#### Required task
Lines that include the word "Regibus" are the ones to copy.

:: Input for this task ::

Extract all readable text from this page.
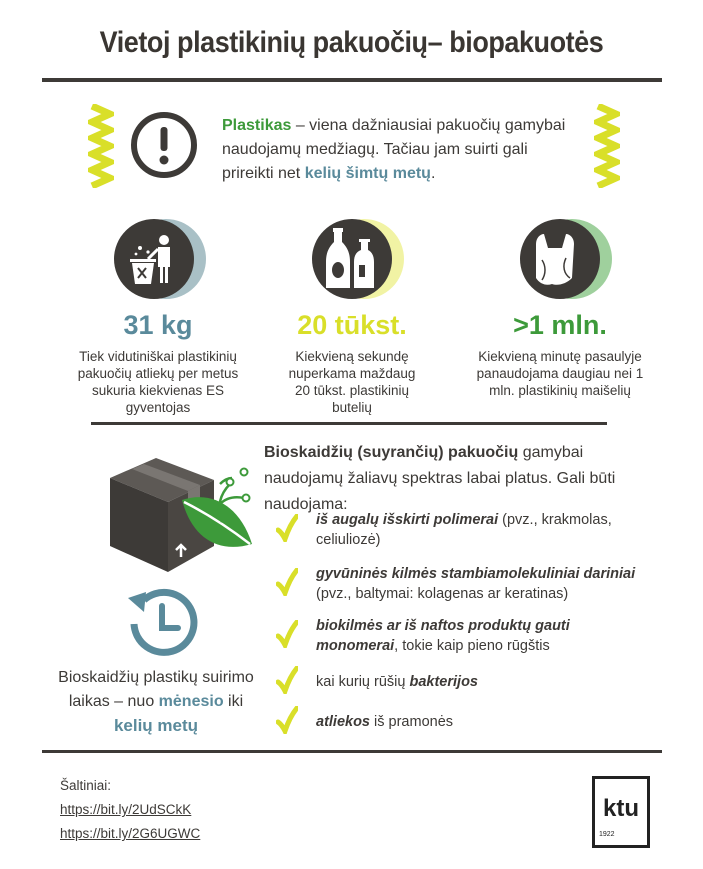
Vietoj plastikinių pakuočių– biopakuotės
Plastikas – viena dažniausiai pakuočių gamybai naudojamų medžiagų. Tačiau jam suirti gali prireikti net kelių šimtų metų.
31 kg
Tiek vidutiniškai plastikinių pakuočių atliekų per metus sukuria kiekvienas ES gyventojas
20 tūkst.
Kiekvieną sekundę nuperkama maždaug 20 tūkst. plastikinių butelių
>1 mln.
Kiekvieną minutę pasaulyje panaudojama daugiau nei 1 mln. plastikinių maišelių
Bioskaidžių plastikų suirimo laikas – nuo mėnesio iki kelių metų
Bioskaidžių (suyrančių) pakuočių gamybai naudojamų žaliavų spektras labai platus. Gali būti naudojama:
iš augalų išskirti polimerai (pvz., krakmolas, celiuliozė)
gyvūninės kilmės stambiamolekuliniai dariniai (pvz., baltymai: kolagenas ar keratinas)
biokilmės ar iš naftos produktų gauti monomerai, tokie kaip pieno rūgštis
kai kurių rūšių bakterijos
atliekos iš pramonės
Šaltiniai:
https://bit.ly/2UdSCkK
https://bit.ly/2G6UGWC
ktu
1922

:::
:: Input for this task ::

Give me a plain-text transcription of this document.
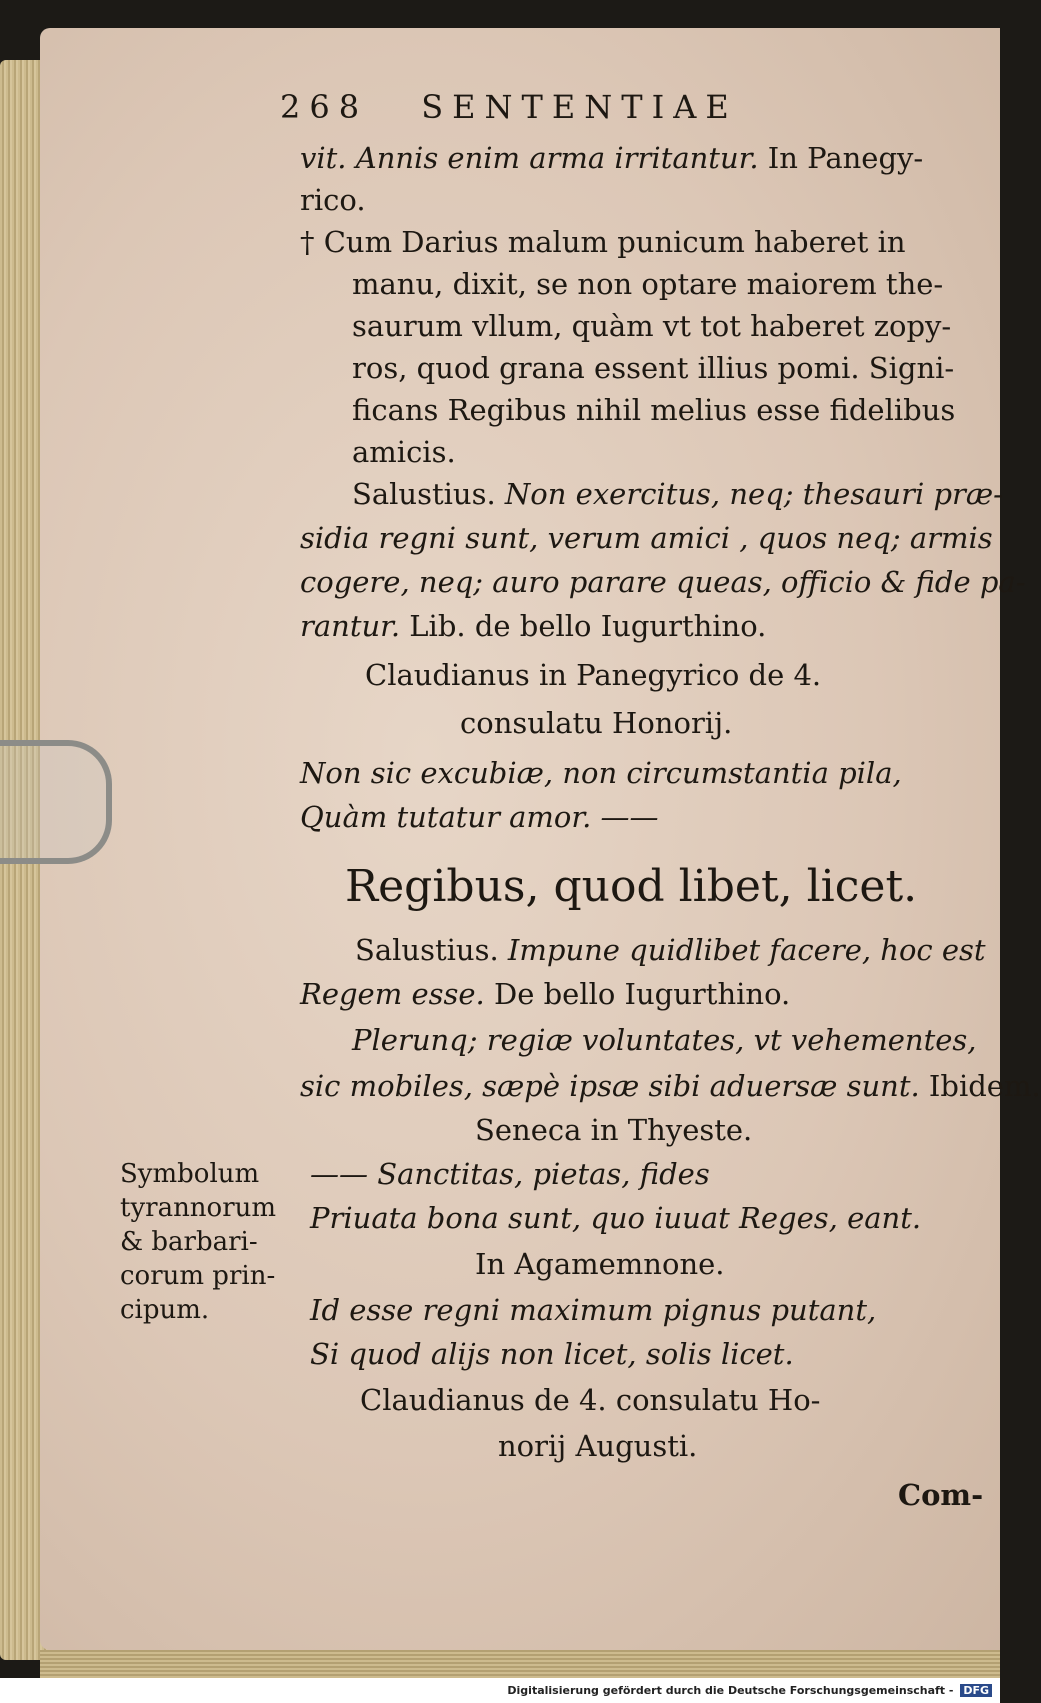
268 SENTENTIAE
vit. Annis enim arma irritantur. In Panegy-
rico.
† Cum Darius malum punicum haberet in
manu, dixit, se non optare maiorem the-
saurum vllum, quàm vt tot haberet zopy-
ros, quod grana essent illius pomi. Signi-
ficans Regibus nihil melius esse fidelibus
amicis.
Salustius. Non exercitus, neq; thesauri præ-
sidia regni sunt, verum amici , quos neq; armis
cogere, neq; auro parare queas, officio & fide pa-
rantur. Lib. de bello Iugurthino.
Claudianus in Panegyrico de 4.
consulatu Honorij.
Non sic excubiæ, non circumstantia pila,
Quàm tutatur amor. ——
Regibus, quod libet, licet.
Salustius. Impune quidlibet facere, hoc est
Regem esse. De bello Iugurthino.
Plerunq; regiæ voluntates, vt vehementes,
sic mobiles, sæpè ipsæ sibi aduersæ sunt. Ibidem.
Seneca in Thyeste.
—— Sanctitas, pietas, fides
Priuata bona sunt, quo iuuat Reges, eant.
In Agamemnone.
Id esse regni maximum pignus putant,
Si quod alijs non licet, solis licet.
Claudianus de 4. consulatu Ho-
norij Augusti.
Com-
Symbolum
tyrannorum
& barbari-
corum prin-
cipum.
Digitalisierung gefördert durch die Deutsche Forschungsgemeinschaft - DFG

:::

#### Expected output
ficans Regibus nihil melius esse fidelibus
Regibus, quod libet, licet.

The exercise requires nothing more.